==== Listed entries ====

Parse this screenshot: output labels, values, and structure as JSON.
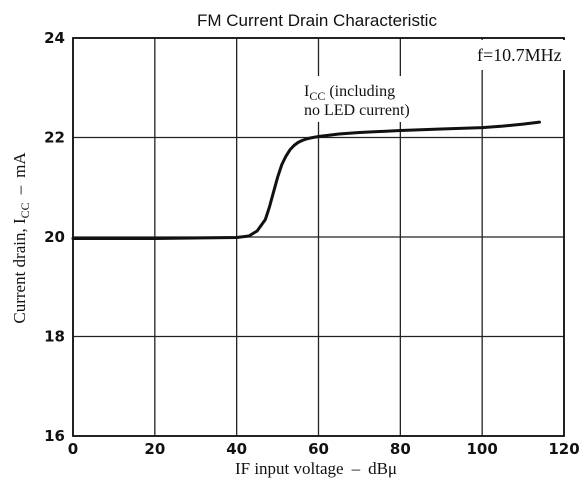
{
  "chart_data": {
    "type": "line",
    "title": "FM Current Drain Characteristic",
    "xlabel_main": "IF input voltage",
    "xlabel_unit": "dBμ",
    "ylabel_main": "Current drain, I",
    "ylabel_sub": "CC",
    "ylabel_unit": "mA",
    "xlim": [
      0,
      120
    ],
    "ylim": [
      16,
      24
    ],
    "x_ticks": [
      0,
      20,
      40,
      60,
      80,
      100,
      120
    ],
    "y_ticks": [
      16,
      18,
      20,
      22,
      24
    ],
    "grid": true,
    "annotation_freq": "f=10.7MHz",
    "series": [
      {
        "label_main": "I",
        "label_sub": "CC",
        "label_rest": " (including",
        "label_line2": "no LED current)",
        "x": [
          0,
          10,
          20,
          30,
          40,
          43,
          45,
          47,
          48,
          49,
          50,
          51,
          52,
          53,
          54,
          55,
          56,
          57,
          58,
          60,
          62,
          65,
          70,
          80,
          90,
          100,
          105,
          110,
          114
        ],
        "y": [
          19.97,
          19.97,
          19.97,
          19.98,
          19.99,
          20.02,
          20.12,
          20.35,
          20.6,
          20.9,
          21.2,
          21.45,
          21.62,
          21.75,
          21.84,
          21.9,
          21.94,
          21.97,
          21.99,
          22.02,
          22.04,
          22.07,
          22.1,
          22.14,
          22.17,
          22.2,
          22.23,
          22.27,
          22.31
        ]
      }
    ]
  }
}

====

● **Given problem**
Transcribe every record above exactly as written, leaving out any pictures.

● **Exercise output**
Parse this screenshot: output labels, values, and structure as JSON.
{
  "chart_data": {
    "type": "line",
    "title": "FM Current Drain Characteristic",
    "xlabel_main": "IF input voltage",
    "xlabel_unit": "dBμ",
    "ylabel_main": "Current drain, I",
    "ylabel_sub": "CC",
    "ylabel_unit": "mA",
    "xlim": [
      0,
      120
    ],
    "ylim": [
      16,
      24
    ],
    "x_ticks": [
      0,
      20,
      40,
      60,
      80,
      100,
      120
    ],
    "y_ticks": [
      16,
      18,
      20,
      22,
      24
    ],
    "grid": true,
    "annotation_freq": "f=10.7MHz",
    "series": [
      {
        "label_main": "I",
        "label_sub": "CC",
        "label_rest": " (including",
        "label_line2": "no LED current)",
        "x": [
          0,
          10,
          20,
          30,
          40,
          43,
          45,
          47,
          48,
          49,
          50,
          51,
          52,
          53,
          54,
          55,
          56,
          57,
          58,
          60,
          62,
          65,
          70,
          80,
          90,
          100,
          105,
          110,
          114
        ],
        "y": [
          19.97,
          19.97,
          19.97,
          19.98,
          19.99,
          20.02,
          20.12,
          20.35,
          20.6,
          20.9,
          21.2,
          21.45,
          21.62,
          21.75,
          21.84,
          21.9,
          21.94,
          21.97,
          21.99,
          22.02,
          22.04,
          22.07,
          22.1,
          22.14,
          22.17,
          22.2,
          22.23,
          22.27,
          22.31
        ]
      }
    ]
  }
}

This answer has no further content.